Lines of data:
BEGIN
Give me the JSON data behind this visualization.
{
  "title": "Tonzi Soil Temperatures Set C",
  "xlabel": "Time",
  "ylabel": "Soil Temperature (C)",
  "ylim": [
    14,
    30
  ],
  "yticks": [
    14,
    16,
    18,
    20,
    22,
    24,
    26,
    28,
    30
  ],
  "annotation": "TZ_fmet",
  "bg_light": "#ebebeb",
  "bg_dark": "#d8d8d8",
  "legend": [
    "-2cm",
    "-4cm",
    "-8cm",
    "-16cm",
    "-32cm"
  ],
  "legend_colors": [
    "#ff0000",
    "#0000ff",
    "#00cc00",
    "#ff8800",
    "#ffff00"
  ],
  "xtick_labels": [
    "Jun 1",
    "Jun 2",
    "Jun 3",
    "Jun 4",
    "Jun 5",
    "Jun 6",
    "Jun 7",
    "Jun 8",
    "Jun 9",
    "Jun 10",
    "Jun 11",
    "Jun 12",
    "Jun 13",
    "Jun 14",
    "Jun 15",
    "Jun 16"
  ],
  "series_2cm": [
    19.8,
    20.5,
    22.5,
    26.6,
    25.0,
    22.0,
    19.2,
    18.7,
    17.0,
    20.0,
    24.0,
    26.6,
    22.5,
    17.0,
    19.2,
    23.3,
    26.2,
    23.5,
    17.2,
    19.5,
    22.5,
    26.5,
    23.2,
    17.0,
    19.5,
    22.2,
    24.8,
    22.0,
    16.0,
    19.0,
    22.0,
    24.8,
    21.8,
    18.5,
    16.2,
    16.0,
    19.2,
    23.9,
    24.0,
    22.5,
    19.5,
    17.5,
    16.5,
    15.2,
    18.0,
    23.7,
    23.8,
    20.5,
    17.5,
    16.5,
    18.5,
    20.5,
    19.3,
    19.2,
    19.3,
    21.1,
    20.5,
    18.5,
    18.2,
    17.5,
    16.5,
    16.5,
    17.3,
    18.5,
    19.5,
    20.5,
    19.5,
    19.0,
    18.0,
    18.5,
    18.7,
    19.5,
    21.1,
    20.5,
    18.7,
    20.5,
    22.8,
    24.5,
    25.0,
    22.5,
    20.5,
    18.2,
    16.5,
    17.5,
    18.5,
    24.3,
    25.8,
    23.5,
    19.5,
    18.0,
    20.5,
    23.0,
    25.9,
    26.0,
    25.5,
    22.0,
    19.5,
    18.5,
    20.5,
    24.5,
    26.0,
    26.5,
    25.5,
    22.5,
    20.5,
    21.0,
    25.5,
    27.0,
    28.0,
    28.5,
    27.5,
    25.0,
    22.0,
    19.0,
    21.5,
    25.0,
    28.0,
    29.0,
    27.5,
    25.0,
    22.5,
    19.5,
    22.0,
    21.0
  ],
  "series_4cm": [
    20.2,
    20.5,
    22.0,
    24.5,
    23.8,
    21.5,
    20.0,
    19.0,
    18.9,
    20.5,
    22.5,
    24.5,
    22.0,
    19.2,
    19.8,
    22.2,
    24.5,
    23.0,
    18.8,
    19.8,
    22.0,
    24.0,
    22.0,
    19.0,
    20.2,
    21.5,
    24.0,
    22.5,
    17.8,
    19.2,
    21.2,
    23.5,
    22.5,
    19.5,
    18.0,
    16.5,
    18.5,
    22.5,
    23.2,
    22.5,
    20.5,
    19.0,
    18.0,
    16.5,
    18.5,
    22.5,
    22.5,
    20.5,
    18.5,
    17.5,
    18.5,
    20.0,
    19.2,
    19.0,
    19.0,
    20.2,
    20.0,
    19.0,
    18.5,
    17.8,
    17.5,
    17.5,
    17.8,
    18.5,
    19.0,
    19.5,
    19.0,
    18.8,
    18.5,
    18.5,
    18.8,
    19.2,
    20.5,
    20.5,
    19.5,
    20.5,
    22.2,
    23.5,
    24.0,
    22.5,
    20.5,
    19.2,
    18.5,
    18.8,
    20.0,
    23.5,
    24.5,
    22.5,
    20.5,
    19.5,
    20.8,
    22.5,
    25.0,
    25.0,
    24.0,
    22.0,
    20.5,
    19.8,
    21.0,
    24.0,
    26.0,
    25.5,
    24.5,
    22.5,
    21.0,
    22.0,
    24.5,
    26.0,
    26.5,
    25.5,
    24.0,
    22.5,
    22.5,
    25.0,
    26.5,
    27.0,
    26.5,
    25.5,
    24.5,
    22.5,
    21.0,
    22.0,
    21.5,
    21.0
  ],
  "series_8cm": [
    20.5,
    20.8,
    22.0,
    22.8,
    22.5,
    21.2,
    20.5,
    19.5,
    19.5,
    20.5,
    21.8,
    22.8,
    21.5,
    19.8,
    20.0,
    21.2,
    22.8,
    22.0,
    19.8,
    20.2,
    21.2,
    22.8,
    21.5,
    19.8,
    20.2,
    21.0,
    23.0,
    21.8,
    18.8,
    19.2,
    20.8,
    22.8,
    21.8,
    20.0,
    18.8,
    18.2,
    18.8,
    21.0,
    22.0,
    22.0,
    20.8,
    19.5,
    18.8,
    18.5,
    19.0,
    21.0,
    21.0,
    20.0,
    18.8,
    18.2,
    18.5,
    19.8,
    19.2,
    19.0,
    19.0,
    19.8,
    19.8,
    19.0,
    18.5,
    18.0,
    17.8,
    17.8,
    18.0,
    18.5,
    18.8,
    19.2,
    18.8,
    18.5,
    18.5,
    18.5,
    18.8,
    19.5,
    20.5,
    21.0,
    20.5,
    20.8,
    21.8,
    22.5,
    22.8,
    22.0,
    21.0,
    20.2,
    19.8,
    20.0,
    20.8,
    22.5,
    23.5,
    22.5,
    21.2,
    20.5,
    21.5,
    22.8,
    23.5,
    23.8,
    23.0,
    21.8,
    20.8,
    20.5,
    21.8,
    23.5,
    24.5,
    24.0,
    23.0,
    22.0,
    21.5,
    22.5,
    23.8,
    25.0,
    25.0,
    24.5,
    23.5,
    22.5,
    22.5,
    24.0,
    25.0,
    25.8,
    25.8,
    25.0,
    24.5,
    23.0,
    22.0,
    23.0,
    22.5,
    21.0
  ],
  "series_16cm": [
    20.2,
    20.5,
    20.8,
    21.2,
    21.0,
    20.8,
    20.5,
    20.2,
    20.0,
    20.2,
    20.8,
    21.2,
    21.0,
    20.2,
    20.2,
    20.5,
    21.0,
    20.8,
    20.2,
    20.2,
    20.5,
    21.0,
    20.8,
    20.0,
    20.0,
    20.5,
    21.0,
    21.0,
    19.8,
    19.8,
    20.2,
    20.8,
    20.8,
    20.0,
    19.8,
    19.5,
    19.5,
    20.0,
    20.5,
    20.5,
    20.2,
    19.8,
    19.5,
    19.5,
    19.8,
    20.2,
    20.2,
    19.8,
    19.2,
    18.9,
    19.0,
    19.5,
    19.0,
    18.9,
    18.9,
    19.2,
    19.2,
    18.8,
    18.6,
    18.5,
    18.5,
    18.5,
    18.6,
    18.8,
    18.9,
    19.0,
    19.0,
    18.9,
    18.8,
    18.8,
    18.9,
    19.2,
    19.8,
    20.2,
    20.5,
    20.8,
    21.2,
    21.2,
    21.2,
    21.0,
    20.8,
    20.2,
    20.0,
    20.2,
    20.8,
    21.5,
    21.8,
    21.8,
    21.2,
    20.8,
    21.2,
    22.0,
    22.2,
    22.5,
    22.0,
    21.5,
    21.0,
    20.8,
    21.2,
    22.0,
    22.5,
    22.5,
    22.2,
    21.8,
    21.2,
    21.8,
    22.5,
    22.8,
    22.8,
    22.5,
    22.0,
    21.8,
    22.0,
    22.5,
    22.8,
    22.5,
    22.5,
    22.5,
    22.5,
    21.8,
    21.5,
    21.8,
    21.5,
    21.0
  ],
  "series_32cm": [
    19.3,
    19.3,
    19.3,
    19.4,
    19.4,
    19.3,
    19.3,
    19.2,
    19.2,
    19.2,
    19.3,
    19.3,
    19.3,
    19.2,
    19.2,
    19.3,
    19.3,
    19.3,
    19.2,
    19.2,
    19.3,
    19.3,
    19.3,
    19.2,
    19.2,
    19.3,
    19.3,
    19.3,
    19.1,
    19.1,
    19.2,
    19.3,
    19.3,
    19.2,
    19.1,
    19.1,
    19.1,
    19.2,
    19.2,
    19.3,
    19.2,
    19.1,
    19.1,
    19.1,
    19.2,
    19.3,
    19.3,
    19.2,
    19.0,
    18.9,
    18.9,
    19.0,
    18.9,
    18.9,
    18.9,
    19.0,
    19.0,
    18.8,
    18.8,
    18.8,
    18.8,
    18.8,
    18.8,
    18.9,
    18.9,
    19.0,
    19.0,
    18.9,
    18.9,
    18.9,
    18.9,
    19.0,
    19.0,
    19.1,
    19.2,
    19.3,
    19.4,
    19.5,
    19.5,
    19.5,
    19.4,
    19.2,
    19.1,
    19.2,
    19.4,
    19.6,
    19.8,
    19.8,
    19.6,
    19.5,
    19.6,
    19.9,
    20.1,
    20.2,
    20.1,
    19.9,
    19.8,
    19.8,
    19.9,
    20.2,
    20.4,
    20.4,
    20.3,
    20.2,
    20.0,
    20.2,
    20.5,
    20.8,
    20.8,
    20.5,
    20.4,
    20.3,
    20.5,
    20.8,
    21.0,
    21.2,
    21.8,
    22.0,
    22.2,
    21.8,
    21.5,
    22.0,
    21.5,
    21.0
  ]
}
END
» **Instructions to follow**
Using the listing above, show each line holding the string "Soil".

» **The reply**
  "title": "Tonzi Soil Temperatures Set C",
  "ylabel": "Soil Temperature (C)",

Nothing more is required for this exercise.